* STATED PROBLEM
Write out all of the data exactly as it appears.

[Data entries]
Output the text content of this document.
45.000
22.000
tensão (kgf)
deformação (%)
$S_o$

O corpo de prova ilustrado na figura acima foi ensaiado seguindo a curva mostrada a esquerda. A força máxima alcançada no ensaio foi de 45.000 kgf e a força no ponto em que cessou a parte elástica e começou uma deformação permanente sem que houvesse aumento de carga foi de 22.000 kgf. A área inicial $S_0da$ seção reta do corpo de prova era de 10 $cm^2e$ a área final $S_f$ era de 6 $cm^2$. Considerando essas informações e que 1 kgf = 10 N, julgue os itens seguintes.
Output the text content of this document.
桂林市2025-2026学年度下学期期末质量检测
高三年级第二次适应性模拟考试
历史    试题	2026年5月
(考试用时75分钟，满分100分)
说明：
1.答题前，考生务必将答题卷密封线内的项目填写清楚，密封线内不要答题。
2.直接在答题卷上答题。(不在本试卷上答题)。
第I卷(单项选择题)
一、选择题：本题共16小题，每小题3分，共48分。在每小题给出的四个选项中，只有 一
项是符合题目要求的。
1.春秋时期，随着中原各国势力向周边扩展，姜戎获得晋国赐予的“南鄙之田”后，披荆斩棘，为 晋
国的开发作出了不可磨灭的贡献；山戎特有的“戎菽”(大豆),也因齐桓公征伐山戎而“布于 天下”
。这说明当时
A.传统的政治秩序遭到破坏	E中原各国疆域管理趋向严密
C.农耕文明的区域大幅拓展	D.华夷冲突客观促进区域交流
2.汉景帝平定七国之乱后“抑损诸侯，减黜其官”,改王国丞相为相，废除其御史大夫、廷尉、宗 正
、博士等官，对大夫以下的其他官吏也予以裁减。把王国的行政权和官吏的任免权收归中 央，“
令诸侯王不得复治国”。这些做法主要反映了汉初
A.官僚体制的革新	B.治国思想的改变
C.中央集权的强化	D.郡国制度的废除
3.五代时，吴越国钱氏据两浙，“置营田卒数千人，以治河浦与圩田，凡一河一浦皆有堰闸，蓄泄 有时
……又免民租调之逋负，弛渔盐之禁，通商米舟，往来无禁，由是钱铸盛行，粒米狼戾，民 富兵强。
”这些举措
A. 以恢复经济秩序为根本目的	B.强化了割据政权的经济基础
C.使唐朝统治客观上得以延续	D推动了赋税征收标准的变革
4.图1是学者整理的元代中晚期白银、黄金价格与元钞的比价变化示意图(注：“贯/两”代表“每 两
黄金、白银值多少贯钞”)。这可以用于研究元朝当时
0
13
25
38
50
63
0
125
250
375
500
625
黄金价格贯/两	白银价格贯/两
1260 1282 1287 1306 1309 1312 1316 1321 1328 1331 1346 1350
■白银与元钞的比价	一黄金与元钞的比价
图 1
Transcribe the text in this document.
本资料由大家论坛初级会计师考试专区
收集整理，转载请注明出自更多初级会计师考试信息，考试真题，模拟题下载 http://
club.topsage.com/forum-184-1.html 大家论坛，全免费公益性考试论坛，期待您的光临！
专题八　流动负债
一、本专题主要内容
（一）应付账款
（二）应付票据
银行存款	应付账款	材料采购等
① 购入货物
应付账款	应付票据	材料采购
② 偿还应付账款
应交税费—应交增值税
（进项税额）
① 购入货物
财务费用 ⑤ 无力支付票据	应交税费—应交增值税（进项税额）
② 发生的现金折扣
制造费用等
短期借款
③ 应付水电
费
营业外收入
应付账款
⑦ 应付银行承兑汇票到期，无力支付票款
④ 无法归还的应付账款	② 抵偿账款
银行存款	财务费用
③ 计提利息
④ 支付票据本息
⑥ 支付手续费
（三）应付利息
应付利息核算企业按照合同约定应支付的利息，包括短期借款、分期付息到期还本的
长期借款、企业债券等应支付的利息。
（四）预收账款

* WRITTEN RESPONSE
Output the text content of this document.
45.000
22.000
tensão (kgf)
deformação (%)
$S_o$

O corpo de prova ilustrado na figura acima foi ensaiado seguindo a curva mostrada a esquerda. A força máxima alcançada no ensaio foi de 45.000 kgf e a força no ponto em que cessou a parte elástica e começou uma deformação permanente sem que houvesse aumento de carga foi de 22.000 kgf. A área inicial $S_0da$ seção reta do corpo de prova era de 10 $cm^2e$ a área final $S_f$ era de 6 $cm^2$. Considerando essas informações e que 1 kgf = 10 N, julgue os itens seguintes.
Output the text content of this document.
桂林市2025-2026学年度下学期期末质量检测
高三年级第二次适应性模拟考试
历史    试题	2026年5月
(考试用时75分钟，满分100分)
说明：
1.答题前，考生务必将答题卷密封线内的项目填写清楚，密封线内不要答题。
2.直接在答题卷上答题。(不在本试卷上答题)。
第I卷(单项选择题)
一、选择题：本题共16小题，每小题3分，共48分。在每小题给出的四个选项中，只有 一
项是符合题目要求的。
1.春秋时期，随着中原各国势力向周边扩展，姜戎获得晋国赐予的“南鄙之田”后，披荆斩棘，为 晋
国的开发作出了不可磨灭的贡献；山戎特有的“戎菽”(大豆),也因齐桓公征伐山戎而“布于 天下”
。这说明当时
A.传统的政治秩序遭到破坏	E中原各国疆域管理趋向严密
C.农耕文明的区域大幅拓展	D.华夷冲突客观促进区域交流
2.汉景帝平定七国之乱后“抑损诸侯，减黜其官”,改王国丞相为相，废除其御史大夫、廷尉、宗 正
、博士等官，对大夫以下的其他官吏也予以裁减。把王国的行政权和官吏的任免权收归中 央，“
令诸侯王不得复治国”。这些做法主要反映了汉初
A.官僚体制的革新	B.治国思想的改变
C.中央集权的强化	D.郡国制度的废除
3.五代时，吴越国钱氏据两浙，“置营田卒数千人，以治河浦与圩田，凡一河一浦皆有堰闸，蓄泄 有时
……又免民租调之逋负，弛渔盐之禁，通商米舟，往来无禁，由是钱铸盛行，粒米狼戾，民 富兵强。
”这些举措
A. 以恢复经济秩序为根本目的	B.强化了割据政权的经济基础
C.使唐朝统治客观上得以延续	D推动了赋税征收标准的变革
4.图1是学者整理的元代中晚期白银、黄金价格与元钞的比价变化示意图(注：“贯/两”代表“每 两
黄金、白银值多少贯钞”)。这可以用于研究元朝当时
0
13
25
38
50
63
0
125
250
375
500
625
黄金价格贯/两	白银价格贯/两
1260 1282 1287 1306 1309 1312 1316 1321 1328 1331 1346 1350
■白银与元钞的比价	一黄金与元钞的比价
图 1
Transcribe the text in this document.
本资料由大家论坛初级会计师考试专区
收集整理，转载请注明出自更多初级会计师考试信息，考试真题，模拟题下载 http://
club.topsage.com/forum-184-1.html 大家论坛，全免费公益性考试论坛，期待您的光临！
专题八　流动负债
一、本专题主要内容
（一）应付账款
（二）应付票据
银行存款	应付账款	材料采购等
① 购入货物
应付账款	应付票据	材料采购
② 偿还应付账款
应交税费—应交增值税
（进项税额）
① 购入货物
财务费用 ⑤ 无力支付票据	应交税费—应交增值税（进项税额）
② 发生的现金折扣
制造费用等
短期借款
③ 应付水电
费
营业外收入
应付账款
⑦ 应付银行承兑汇票到期，无力支付票款
④ 无法归还的应付账款	② 抵偿账款
银行存款	财务费用
③ 计提利息
④ 支付票据本息
⑥ 支付手续费
（三）应付利息
应付利息核算企业按照合同约定应支付的利息，包括短期借款、分期付息到期还本的
长期借款、企业债券等应支付的利息。
（四）预收账款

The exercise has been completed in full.